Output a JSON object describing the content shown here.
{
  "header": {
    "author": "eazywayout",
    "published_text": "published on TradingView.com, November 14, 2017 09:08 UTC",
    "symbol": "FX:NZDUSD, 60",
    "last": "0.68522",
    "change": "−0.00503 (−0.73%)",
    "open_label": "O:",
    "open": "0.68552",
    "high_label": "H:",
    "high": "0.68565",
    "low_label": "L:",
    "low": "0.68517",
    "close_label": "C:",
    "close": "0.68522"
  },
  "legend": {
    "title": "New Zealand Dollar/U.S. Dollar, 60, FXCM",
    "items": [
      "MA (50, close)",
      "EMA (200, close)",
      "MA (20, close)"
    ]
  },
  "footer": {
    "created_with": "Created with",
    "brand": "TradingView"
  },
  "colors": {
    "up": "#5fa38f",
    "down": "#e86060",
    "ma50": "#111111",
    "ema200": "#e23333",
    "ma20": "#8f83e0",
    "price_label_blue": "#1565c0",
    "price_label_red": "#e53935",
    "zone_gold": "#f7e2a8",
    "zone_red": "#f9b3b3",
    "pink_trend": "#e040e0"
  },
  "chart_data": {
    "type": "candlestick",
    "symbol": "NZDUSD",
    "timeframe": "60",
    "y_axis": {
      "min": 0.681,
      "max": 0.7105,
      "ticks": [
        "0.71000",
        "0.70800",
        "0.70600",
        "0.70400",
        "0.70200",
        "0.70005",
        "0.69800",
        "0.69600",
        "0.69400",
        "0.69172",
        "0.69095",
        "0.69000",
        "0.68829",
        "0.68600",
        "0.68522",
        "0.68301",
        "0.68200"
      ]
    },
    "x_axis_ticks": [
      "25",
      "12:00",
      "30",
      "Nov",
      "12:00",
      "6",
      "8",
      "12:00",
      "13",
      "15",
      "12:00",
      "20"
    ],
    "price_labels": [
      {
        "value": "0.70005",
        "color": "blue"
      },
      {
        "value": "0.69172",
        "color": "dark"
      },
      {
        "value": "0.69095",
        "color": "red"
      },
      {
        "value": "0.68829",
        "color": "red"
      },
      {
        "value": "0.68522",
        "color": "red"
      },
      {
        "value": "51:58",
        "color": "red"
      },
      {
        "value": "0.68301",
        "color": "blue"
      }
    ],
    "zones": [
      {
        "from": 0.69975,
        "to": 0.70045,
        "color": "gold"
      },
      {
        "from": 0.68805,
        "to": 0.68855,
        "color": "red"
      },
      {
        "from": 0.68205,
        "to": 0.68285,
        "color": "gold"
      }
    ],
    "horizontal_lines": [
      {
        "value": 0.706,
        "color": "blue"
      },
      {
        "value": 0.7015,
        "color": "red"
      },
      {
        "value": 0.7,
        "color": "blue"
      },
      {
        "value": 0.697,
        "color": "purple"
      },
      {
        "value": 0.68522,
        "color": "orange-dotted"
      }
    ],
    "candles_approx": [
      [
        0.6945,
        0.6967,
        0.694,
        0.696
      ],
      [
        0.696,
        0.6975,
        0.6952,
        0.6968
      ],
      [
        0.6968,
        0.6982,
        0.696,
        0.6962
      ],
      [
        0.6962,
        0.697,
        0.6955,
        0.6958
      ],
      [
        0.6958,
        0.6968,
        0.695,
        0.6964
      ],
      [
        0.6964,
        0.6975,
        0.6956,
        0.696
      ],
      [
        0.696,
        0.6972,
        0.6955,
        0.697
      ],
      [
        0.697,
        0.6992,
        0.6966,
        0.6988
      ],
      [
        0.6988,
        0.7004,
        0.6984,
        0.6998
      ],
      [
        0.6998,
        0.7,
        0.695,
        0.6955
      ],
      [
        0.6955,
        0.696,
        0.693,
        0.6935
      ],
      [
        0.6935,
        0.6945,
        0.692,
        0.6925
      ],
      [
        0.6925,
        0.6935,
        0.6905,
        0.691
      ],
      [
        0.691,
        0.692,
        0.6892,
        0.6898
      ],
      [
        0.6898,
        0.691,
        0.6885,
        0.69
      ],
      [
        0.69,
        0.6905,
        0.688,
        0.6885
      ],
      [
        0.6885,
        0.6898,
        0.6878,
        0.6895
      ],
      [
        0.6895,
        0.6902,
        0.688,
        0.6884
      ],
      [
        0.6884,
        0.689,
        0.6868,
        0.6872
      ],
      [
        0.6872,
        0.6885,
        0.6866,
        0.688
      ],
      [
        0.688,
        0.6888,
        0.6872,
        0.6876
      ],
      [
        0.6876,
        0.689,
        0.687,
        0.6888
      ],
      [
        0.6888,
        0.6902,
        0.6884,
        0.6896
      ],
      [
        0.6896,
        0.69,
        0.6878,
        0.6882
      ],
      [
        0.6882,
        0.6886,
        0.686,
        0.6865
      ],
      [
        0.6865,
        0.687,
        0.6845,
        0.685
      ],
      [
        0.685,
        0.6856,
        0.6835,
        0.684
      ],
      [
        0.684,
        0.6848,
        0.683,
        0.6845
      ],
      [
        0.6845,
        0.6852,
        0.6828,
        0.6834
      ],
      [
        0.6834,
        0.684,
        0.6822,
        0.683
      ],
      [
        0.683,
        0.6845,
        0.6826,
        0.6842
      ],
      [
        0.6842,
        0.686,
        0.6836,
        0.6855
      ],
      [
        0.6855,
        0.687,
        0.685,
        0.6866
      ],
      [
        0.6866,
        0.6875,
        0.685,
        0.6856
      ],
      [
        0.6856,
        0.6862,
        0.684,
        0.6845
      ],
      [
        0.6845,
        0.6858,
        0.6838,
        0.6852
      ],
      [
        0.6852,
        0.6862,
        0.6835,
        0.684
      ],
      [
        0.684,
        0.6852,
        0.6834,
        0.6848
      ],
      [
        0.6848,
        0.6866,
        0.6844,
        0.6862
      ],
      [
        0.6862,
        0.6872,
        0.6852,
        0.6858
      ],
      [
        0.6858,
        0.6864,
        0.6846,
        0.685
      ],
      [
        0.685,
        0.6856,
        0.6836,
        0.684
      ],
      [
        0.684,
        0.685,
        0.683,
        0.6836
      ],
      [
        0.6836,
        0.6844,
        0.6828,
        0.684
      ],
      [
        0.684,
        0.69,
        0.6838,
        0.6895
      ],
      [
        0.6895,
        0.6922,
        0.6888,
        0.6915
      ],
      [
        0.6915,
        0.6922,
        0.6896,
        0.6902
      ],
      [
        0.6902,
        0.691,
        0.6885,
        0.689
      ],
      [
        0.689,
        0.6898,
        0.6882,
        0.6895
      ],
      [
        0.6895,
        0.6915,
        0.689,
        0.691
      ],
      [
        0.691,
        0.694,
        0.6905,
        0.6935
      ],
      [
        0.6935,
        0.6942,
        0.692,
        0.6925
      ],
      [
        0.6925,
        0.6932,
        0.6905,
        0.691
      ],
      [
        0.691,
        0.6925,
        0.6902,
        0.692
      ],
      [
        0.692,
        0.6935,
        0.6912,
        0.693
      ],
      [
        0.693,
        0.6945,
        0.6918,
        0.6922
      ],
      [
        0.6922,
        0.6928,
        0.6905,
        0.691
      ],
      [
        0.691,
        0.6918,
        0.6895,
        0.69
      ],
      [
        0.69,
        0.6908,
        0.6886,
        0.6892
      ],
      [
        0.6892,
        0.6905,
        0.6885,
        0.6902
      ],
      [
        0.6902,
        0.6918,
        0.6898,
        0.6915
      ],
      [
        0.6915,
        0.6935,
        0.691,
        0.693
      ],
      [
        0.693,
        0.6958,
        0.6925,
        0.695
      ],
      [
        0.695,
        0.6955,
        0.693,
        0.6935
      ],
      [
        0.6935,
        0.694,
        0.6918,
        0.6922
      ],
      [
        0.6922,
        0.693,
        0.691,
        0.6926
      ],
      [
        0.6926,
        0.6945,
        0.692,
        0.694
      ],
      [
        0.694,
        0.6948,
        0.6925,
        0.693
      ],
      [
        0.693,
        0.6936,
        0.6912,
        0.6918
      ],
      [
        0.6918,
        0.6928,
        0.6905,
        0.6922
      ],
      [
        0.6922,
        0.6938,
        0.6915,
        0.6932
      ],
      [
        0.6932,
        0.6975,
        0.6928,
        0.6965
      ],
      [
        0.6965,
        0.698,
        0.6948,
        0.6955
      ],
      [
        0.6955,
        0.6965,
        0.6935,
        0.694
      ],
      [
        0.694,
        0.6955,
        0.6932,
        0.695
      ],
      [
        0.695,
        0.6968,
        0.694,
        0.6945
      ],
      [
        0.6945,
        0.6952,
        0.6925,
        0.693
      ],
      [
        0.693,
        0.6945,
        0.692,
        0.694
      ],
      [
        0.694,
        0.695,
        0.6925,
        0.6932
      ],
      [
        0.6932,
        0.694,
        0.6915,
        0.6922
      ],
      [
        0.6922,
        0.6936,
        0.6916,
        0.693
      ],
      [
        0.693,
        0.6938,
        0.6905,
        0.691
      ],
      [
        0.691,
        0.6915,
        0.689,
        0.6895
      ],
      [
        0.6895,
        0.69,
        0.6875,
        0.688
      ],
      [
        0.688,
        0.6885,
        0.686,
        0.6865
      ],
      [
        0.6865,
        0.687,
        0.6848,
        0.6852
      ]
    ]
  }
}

● ● ●

_Set problem_
Return all lines of the material above in which the word "TradingView" occurs.

_Answer to the task_
    "published_text": "published on TradingView.com, November 14, 2017 09:08 UTC",
    "brand": "TradingView"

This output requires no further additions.